=== CONSIGNE ===
Recopiez le passage de l'allocution qui commence aux mots « On me permettra » et s'arrête après « nationale de la LDH. », en remplaçant « direction nationale » par « instance nationale ».

=== TEXTE FOURNI ===
1res Rencontres Charles Gide de la LDH “Economie sociale et solidaire et droits de l’Homme”, les 19 et 20 octobre 2012 à Uzès (Gard)

Allocution de Pierre Tartakowsky, président de la LDHJe veux d’abord évidemment vous dire mon plaisir d’avoir été parmi vous durant ces deux jours pour réfléchir, ensemble et à voix haute, sur les enjeux croisés de l’économie sociale et solidaire (ESS), et des droits de l’Homme. Je souhaite également remercier toutes celles et ceux, militants ligueurs et d’autres structures, experts, acteurs coopératifs et mutualistes, institutions, collectivités qui se sont mobilisés pour assurer le succès de cette initiative. Au vu de cette double journée, je crois qu’on peut dire sans se tromper que ces efforts sont couronnés de succès.
On me permettra une pensée particulière pour notre section d’Uzès Sainte-Anastasie, et Dominique Guibert, qui ont travaillé à ce qui devrait couler de source mais se révèle toujours délicat à construire, une coopération entre sections locales et direction nationale de la LDH.

L’expression « premières Rencontres Charles Gide » est souvent revenue, et ce leitmotiv témoigne d’une double évidence ; celle d’un besoin et celle d’une continuité. Il semble bien que chacun soit gagné à l’idée que nous gagnons à nous connaître, et que cela demande des lieux et des temps. Les Rencontres Charles Gide pourraient être ce moment d’échange. Pour mettre fin à un insupportable suspense, je veux donc dire d’emblée : vive les deuxièmes Rencontres Charles Gide. Car les acteurs de l’ESS et de la défense des droits de l’Homme ont encore beaucoup à se dire et beaucoup à faire, de préférence en intelligence partagée.

La première idée qui s’impose au vu de nos échanges, c’est que nous sommes formidables. La somme de nos expériences, de nos engagements, ce que nous représentons, à savoir une diversité considérable d’identités et de pratiques, est exceptionnelle. D’autant plus qu’elle se fait sur un fond de convergence de valeurs partagées, convergence qui n’exclut ni les mises en questions ni les mises en débats, mais qui témoigne du fait que ce qui nous rassemble – ou devrait nous rassembler – est largement plus important, plus dynamique que ce qui nous divise, ou nous cantonne de fait à des pratiques isolées. Cette diversité des identités et valeurs partagées conduit naturellement à la double question suivante : ce formidable capital d’intelligences et d’expériences, au service de quels objectifs allons-nous le mettre ? Allons-nous savoir poursuivre ensemble, en nous enrichissant les uns des autres, et comment ?

=== EXTRAITS DE DONNÉES ===
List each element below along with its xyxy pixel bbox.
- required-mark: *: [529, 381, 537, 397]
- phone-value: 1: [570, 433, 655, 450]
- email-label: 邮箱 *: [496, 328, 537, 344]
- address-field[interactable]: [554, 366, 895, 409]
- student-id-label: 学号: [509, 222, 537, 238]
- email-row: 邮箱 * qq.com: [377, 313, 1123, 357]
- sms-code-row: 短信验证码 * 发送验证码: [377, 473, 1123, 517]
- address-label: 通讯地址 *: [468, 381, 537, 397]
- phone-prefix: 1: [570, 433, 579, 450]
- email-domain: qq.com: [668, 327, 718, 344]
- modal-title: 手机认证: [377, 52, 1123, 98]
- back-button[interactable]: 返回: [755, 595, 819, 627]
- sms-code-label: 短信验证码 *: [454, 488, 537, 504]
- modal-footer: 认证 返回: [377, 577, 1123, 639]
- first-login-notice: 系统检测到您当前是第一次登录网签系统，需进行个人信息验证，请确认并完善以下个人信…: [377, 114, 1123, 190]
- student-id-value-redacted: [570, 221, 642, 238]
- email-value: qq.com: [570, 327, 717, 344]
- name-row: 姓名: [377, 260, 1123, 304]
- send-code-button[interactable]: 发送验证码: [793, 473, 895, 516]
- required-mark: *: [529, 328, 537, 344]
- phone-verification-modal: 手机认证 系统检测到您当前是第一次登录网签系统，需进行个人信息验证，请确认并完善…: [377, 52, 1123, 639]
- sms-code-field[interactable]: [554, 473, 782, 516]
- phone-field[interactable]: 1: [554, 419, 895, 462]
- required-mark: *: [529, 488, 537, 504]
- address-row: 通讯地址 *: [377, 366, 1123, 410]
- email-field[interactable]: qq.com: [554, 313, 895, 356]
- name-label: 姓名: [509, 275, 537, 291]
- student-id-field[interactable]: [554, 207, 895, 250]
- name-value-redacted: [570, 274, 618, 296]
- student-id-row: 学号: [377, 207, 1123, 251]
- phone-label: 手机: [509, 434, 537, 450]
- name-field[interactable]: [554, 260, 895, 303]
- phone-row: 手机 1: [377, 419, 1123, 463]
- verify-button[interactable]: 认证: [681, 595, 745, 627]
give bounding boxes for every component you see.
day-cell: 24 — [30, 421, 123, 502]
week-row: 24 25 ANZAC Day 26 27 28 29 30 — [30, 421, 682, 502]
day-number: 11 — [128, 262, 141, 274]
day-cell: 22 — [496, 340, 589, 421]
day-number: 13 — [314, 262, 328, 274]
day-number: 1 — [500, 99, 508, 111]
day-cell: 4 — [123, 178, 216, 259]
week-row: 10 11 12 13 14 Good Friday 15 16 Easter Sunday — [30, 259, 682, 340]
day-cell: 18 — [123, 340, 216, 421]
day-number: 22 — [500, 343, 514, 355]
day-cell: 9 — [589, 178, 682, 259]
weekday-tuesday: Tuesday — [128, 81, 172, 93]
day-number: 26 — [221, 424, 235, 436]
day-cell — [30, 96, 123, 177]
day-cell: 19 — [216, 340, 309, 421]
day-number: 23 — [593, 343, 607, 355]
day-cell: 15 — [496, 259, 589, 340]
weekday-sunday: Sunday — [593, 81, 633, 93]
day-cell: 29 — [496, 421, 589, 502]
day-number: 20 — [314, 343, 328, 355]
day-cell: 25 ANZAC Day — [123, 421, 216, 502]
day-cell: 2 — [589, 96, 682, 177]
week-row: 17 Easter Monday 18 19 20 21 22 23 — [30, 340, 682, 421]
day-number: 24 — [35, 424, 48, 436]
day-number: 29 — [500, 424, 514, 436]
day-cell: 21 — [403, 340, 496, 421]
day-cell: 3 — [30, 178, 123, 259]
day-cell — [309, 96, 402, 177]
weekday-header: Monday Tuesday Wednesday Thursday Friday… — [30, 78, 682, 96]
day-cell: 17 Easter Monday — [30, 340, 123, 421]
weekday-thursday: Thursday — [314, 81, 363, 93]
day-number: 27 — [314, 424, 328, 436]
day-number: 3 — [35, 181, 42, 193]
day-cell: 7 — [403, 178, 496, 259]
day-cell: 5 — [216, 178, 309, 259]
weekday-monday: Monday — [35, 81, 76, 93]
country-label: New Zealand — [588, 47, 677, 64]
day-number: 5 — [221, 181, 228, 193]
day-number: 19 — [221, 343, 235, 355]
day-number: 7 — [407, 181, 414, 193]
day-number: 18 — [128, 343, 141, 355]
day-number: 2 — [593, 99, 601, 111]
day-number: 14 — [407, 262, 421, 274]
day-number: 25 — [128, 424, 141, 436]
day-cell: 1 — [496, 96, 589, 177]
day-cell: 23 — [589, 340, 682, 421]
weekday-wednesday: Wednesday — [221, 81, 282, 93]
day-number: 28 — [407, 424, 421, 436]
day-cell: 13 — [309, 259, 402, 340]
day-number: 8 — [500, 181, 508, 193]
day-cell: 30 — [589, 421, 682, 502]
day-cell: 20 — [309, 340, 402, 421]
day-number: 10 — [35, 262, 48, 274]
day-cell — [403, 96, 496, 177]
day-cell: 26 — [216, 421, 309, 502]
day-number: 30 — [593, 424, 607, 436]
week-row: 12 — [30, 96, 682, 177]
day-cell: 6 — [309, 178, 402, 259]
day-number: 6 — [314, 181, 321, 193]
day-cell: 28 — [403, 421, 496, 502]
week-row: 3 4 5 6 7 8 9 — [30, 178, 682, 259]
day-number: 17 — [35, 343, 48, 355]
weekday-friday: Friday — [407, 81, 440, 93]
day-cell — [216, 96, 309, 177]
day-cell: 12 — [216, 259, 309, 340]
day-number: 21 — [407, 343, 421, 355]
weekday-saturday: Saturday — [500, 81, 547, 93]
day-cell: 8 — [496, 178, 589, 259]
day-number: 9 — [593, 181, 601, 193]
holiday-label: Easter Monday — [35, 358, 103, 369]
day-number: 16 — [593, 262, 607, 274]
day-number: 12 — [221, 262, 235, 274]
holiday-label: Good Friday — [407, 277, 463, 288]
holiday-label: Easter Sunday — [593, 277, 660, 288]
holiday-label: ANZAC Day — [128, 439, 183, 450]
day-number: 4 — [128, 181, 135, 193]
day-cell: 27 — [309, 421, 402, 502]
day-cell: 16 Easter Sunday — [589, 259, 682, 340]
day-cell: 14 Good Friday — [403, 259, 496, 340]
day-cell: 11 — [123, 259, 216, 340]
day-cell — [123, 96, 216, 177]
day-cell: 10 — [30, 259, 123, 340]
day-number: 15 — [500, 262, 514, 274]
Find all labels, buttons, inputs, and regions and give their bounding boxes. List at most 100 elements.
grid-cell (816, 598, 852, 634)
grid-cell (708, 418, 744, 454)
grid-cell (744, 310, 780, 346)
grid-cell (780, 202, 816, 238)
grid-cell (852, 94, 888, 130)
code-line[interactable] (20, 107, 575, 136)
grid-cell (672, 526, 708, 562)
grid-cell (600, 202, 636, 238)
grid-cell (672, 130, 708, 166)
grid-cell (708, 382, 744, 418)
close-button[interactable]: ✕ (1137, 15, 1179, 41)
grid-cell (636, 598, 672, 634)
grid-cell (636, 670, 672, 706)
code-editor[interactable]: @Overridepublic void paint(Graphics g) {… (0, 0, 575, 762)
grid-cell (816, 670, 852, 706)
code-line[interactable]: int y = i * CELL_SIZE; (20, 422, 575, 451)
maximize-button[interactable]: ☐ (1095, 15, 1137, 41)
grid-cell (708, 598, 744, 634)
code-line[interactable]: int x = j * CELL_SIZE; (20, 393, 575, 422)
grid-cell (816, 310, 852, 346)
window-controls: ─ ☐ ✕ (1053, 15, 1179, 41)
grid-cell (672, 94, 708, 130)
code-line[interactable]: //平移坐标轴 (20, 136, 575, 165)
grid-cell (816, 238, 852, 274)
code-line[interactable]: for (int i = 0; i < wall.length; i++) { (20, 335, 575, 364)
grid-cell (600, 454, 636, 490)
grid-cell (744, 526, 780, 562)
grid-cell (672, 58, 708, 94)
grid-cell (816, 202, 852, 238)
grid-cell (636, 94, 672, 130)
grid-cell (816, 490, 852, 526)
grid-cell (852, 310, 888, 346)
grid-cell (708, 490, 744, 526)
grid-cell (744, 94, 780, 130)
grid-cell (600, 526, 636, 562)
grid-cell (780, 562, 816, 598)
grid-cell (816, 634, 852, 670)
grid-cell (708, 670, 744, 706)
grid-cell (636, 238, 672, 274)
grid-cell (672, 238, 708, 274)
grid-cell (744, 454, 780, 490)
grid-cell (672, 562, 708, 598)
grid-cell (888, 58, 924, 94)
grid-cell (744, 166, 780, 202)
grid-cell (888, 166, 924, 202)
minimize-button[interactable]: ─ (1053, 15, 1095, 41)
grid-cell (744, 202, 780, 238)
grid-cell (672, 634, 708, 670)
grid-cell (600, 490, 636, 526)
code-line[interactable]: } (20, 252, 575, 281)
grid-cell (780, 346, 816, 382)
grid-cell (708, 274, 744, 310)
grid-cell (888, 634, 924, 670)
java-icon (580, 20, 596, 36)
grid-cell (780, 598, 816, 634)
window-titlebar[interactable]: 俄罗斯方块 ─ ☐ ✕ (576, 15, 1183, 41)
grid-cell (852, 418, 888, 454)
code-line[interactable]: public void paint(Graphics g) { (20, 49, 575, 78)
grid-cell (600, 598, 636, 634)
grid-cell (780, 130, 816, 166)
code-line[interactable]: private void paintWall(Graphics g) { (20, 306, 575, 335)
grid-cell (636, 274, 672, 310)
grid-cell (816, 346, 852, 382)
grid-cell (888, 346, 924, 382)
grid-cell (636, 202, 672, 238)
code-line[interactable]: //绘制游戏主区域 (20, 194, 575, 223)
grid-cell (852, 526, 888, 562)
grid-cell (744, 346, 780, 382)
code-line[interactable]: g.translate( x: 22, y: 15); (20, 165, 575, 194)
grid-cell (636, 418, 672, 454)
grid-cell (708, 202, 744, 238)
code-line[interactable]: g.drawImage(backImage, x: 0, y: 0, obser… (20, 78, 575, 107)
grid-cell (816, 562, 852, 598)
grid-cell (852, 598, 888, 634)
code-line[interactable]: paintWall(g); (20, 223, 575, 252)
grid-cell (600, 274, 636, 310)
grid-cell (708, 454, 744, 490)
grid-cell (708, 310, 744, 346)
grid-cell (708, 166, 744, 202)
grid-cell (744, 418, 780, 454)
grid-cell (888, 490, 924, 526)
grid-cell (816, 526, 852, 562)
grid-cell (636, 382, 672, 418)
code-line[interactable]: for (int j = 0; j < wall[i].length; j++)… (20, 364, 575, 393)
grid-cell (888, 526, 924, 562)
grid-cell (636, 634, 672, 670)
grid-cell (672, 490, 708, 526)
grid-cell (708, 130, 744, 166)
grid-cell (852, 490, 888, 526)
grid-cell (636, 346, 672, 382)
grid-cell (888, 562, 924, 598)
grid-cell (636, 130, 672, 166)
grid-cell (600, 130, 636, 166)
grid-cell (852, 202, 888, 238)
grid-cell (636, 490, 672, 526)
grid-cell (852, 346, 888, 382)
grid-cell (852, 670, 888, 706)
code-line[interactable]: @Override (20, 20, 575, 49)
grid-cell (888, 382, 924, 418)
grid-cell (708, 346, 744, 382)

=== CORRIGÉ ===
On me permettra une pensée particulière pour notre section d’Uzès Sainte-Anastasie, et Dominique Guibert, qui ont travaillé à ce qui devrait couler de source mais se révèle toujours délicat à construire, une coopération entre sections locales et instance nationale de la LDH.